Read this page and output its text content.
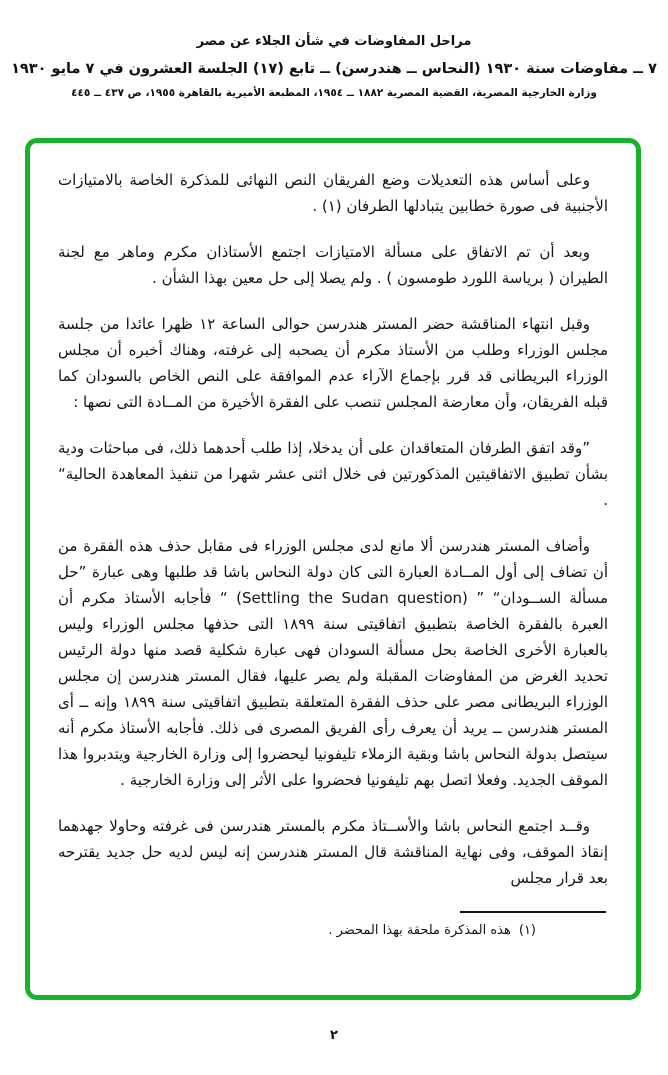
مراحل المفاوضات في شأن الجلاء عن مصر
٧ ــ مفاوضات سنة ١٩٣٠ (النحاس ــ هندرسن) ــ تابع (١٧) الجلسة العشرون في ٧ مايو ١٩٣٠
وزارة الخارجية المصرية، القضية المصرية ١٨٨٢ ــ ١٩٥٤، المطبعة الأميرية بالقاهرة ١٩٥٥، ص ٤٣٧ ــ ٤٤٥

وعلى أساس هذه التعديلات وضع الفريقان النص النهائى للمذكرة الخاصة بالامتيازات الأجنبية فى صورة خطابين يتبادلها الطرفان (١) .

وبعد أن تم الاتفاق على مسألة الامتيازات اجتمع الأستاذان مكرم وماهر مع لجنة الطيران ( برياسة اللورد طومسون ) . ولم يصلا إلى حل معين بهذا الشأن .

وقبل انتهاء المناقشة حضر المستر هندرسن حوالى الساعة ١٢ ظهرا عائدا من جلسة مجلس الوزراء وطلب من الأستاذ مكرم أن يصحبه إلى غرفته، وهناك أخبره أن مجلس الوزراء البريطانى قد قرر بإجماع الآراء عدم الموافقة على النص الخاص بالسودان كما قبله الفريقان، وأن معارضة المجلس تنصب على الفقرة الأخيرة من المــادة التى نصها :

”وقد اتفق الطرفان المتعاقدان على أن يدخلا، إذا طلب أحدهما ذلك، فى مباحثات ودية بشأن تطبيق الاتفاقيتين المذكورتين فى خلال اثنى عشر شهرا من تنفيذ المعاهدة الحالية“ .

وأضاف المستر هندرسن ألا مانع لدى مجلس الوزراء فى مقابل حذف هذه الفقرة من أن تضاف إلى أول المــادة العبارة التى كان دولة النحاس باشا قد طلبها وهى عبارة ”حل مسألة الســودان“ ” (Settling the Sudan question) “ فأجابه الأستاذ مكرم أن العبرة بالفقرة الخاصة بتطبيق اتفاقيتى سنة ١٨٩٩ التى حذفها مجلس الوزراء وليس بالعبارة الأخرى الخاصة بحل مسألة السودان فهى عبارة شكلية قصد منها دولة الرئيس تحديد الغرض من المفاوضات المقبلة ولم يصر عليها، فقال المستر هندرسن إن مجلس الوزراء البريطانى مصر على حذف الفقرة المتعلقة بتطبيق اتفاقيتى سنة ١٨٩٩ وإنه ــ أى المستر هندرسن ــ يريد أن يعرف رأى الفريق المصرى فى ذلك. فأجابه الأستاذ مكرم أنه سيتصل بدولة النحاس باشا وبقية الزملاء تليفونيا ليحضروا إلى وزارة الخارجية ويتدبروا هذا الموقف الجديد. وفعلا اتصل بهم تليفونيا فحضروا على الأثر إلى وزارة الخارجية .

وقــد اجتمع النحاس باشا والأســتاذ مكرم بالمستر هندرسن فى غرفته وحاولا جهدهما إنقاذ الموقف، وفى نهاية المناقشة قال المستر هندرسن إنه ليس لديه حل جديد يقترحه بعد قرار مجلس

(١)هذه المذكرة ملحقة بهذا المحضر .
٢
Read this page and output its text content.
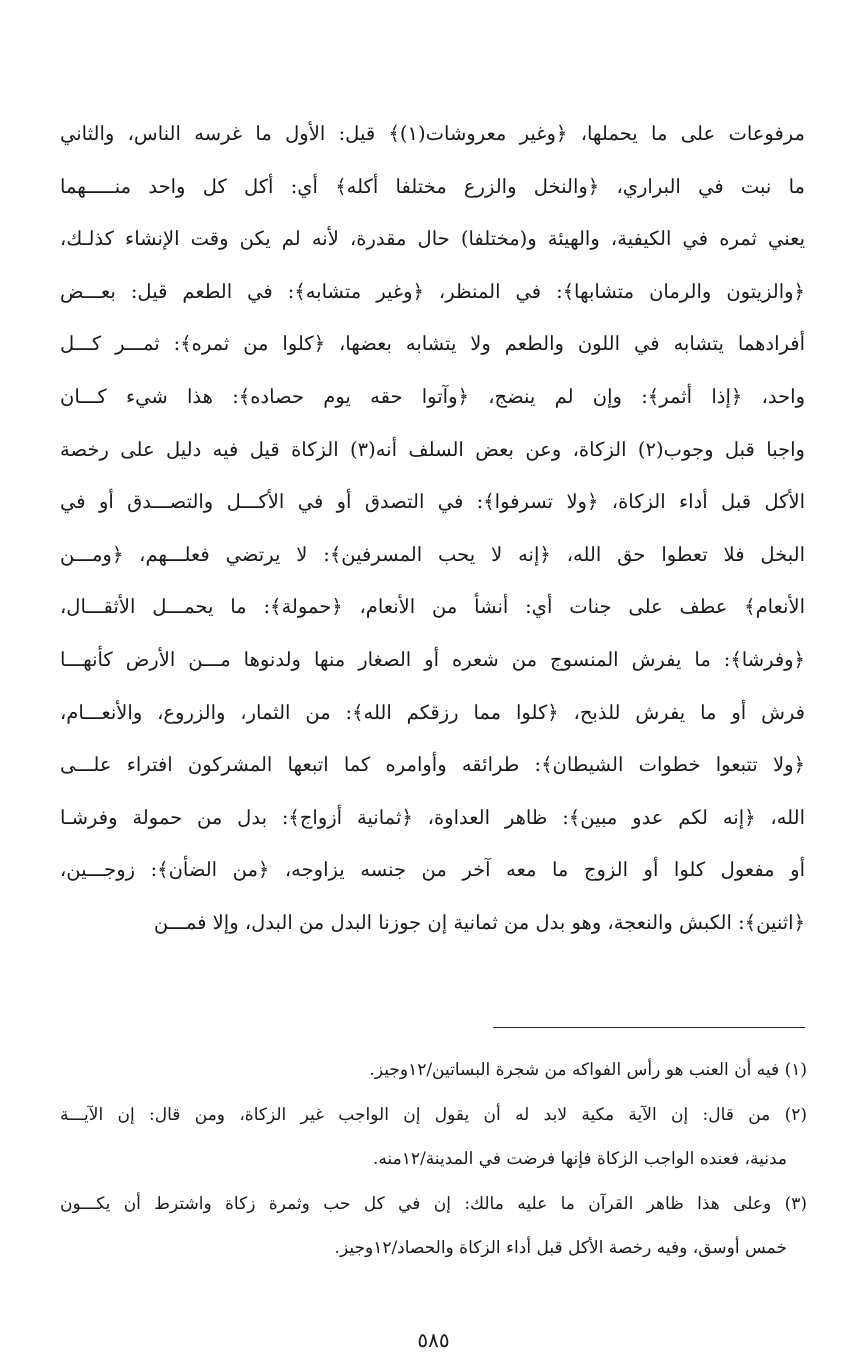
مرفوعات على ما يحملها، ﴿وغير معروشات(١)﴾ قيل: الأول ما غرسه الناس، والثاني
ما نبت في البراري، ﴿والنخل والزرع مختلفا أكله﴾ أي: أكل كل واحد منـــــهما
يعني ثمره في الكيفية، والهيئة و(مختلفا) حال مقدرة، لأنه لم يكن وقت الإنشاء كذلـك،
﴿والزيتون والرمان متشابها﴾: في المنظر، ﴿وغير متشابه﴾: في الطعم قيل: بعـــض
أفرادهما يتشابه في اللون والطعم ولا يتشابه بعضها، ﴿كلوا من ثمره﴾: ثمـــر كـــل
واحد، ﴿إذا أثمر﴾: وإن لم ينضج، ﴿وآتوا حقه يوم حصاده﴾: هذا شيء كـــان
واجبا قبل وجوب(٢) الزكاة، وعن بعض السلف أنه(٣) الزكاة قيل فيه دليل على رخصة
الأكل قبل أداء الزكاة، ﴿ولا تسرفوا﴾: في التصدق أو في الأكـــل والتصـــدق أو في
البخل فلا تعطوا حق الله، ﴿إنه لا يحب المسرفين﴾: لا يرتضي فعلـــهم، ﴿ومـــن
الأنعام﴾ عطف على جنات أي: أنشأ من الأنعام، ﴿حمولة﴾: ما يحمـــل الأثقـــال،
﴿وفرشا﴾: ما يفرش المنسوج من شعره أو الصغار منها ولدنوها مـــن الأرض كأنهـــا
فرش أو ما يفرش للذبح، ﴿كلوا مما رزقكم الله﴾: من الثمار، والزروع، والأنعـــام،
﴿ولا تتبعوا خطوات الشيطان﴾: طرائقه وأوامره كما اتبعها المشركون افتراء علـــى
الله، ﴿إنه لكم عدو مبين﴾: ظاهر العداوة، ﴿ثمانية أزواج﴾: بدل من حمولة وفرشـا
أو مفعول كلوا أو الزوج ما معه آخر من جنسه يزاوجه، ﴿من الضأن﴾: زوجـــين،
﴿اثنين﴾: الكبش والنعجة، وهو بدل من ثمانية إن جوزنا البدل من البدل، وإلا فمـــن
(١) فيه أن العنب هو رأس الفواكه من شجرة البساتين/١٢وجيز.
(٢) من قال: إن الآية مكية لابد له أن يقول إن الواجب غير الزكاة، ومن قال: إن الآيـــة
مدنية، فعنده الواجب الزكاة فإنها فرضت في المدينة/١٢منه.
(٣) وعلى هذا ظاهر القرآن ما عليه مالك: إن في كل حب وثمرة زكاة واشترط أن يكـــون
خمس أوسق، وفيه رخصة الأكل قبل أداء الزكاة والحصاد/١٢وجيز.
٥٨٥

• • • • • • •

Keep the pictures out of your copy, and repeat every entry above exactly.

Read this page and output its text content.
مراحل المفاوضات في شأن الجلاء عن مصر
٧ ــ مفاوضات سنة ١٩٣٠ (النحاس ــ هندرسن) ــ تابع (١٧) الجلسة العشرون في ٧ مايو ١٩٣٠
وزارة الخارجية المصرية، القضية المصرية ١٨٨٢ ــ ١٩٥٤، المطبعة الأميرية بالقاهرة ١٩٥٥، ص ٤٣٧ ــ ٤٤٥

وعلى أساس هذه التعديلات وضع الفريقان النص النهائى للمذكرة الخاصة بالامتيازات الأجنبية فى صورة خطابين يتبادلها الطرفان (١) .

وبعد أن تم الاتفاق على مسألة الامتيازات اجتمع الأستاذان مكرم وماهر مع لجنة الطيران ( برياسة اللورد طومسون ) . ولم يصلا إلى حل معين بهذا الشأن .

وقبل انتهاء المناقشة حضر المستر هندرسن حوالى الساعة ١٢ ظهرا عائدا من جلسة مجلس الوزراء وطلب من الأستاذ مكرم أن يصحبه إلى غرفته، وهناك أخبره أن مجلس الوزراء البريطانى قد قرر بإجماع الآراء عدم الموافقة على النص الخاص بالسودان كما قبله الفريقان، وأن معارضة المجلس تنصب على الفقرة الأخيرة من المــادة التى نصها :

”وقد اتفق الطرفان المتعاقدان على أن يدخلا، إذا طلب أحدهما ذلك، فى مباحثات ودية بشأن تطبيق الاتفاقيتين المذكورتين فى خلال اثنى عشر شهرا من تنفيذ المعاهدة الحالية“ .

وأضاف المستر هندرسن ألا مانع لدى مجلس الوزراء فى مقابل حذف هذه الفقرة من أن تضاف إلى أول المــادة العبارة التى كان دولة النحاس باشا قد طلبها وهى عبارة ”حل مسألة الســودان“ ” (Settling the Sudan question) “ فأجابه الأستاذ مكرم أن العبرة بالفقرة الخاصة بتطبيق اتفاقيتى سنة ١٨٩٩ التى حذفها مجلس الوزراء وليس بالعبارة الأخرى الخاصة بحل مسألة السودان فهى عبارة شكلية قصد منها دولة الرئيس تحديد الغرض من المفاوضات المقبلة ولم يصر عليها، فقال المستر هندرسن إن مجلس الوزراء البريطانى مصر على حذف الفقرة المتعلقة بتطبيق اتفاقيتى سنة ١٨٩٩ وإنه ــ أى المستر هندرسن ــ يريد أن يعرف رأى الفريق المصرى فى ذلك. فأجابه الأستاذ مكرم أنه سيتصل بدولة النحاس باشا وبقية الزملاء تليفونيا ليحضروا إلى وزارة الخارجية ويتدبروا هذا الموقف الجديد. وفعلا اتصل بهم تليفونيا فحضروا على الأثر إلى وزارة الخارجية .

وقــد اجتمع النحاس باشا والأســتاذ مكرم بالمستر هندرسن فى غرفته وحاولا جهدهما إنقاذ الموقف، وفى نهاية المناقشة قال المستر هندرسن إنه ليس لديه حل جديد يقترحه بعد قرار مجلس

(١)هذه المذكرة ملحقة بهذا المحضر .
٢
Read this page and output its text content.
مرفوعات على ما يحملها، ﴿وغير معروشات(١)﴾ قيل: الأول ما غرسه الناس، والثاني
ما نبت في البراري، ﴿والنخل والزرع مختلفا أكله﴾ أي: أكل كل واحد منـــــهما
يعني ثمره في الكيفية، والهيئة و(مختلفا) حال مقدرة، لأنه لم يكن وقت الإنشاء كذلـك،
﴿والزيتون والرمان متشابها﴾: في المنظر، ﴿وغير متشابه﴾: في الطعم قيل: بعـــض
أفرادهما يتشابه في اللون والطعم ولا يتشابه بعضها، ﴿كلوا من ثمره﴾: ثمـــر كـــل
واحد، ﴿إذا أثمر﴾: وإن لم ينضج، ﴿وآتوا حقه يوم حصاده﴾: هذا شيء كـــان
واجبا قبل وجوب(٢) الزكاة، وعن بعض السلف أنه(٣) الزكاة قيل فيه دليل على رخصة
الأكل قبل أداء الزكاة، ﴿ولا تسرفوا﴾: في التصدق أو في الأكـــل والتصـــدق أو في
البخل فلا تعطوا حق الله، ﴿إنه لا يحب المسرفين﴾: لا يرتضي فعلـــهم، ﴿ومـــن
الأنعام﴾ عطف على جنات أي: أنشأ من الأنعام، ﴿حمولة﴾: ما يحمـــل الأثقـــال،
﴿وفرشا﴾: ما يفرش المنسوج من شعره أو الصغار منها ولدنوها مـــن الأرض كأنهـــا
فرش أو ما يفرش للذبح، ﴿كلوا مما رزقكم الله﴾: من الثمار، والزروع، والأنعـــام،
﴿ولا تتبعوا خطوات الشيطان﴾: طرائقه وأوامره كما اتبعها المشركون افتراء علـــى
الله، ﴿إنه لكم عدو مبين﴾: ظاهر العداوة، ﴿ثمانية أزواج﴾: بدل من حمولة وفرشـا
أو مفعول كلوا أو الزوج ما معه آخر من جنسه يزاوجه، ﴿من الضأن﴾: زوجـــين،
﴿اثنين﴾: الكبش والنعجة، وهو بدل من ثمانية إن جوزنا البدل من البدل، وإلا فمـــن
(١) فيه أن العنب هو رأس الفواكه من شجرة البساتين/١٢وجيز.
(٢) من قال: إن الآية مكية لابد له أن يقول إن الواجب غير الزكاة، ومن قال: إن الآيـــة
مدنية، فعنده الواجب الزكاة فإنها فرضت في المدينة/١٢منه.
(٣) وعلى هذا ظاهر القرآن ما عليه مالك: إن في كل حب وثمرة زكاة واشترط أن يكـــون
خمس أوسق، وفيه رخصة الأكل قبل أداء الزكاة والحصاد/١٢وجيز.
٥٨٥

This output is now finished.